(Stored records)
+ + +

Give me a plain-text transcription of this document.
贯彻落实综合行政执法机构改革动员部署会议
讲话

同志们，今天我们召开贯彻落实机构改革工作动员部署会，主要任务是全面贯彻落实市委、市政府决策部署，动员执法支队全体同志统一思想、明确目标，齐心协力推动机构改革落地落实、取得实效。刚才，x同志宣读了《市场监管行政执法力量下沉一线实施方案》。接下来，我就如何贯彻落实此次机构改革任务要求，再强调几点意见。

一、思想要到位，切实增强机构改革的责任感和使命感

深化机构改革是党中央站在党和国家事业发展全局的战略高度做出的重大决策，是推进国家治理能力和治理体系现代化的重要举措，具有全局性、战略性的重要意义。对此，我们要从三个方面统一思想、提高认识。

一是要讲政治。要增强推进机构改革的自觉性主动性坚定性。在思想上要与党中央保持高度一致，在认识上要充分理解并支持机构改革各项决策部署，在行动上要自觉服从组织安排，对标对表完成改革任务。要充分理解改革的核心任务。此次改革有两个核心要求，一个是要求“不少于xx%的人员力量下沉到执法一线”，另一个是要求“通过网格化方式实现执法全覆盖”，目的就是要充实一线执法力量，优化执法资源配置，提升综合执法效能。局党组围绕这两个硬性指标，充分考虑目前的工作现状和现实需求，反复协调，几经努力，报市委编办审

+ + +

# Exercise prompt
Reproduce the whole listing word for word.

# Written solution
Give me a plain-text transcription of this document.
贯彻落实综合行政执法机构改革动员部署会议
讲话

同志们，今天我们召开贯彻落实机构改革工作动员部署会，主要任务是全面贯彻落实市委、市政府决策部署，动员执法支队全体同志统一思想、明确目标，齐心协力推动机构改革落地落实、取得实效。刚才，x同志宣读了《市场监管行政执法力量下沉一线实施方案》。接下来，我就如何贯彻落实此次机构改革任务要求，再强调几点意见。

一、思想要到位，切实增强机构改革的责任感和使命感

深化机构改革是党中央站在党和国家事业发展全局的战略高度做出的重大决策，是推进国家治理能力和治理体系现代化的重要举措，具有全局性、战略性的重要意义。对此，我们要从三个方面统一思想、提高认识。

一是要讲政治。要增强推进机构改革的自觉性主动性坚定性。在思想上要与党中央保持高度一致，在认识上要充分理解并支持机构改革各项决策部署，在行动上要自觉服从组织安排，对标对表完成改革任务。要充分理解改革的核心任务。此次改革有两个核心要求，一个是要求“不少于xx%的人员力量下沉到执法一线”，另一个是要求“通过网格化方式实现执法全覆盖”，目的就是要充实一线执法力量，优化执法资源配置，提升综合执法效能。局党组围绕这两个硬性指标，充分考虑目前的工作现状和现实需求，反复协调，几经努力，报市委编办审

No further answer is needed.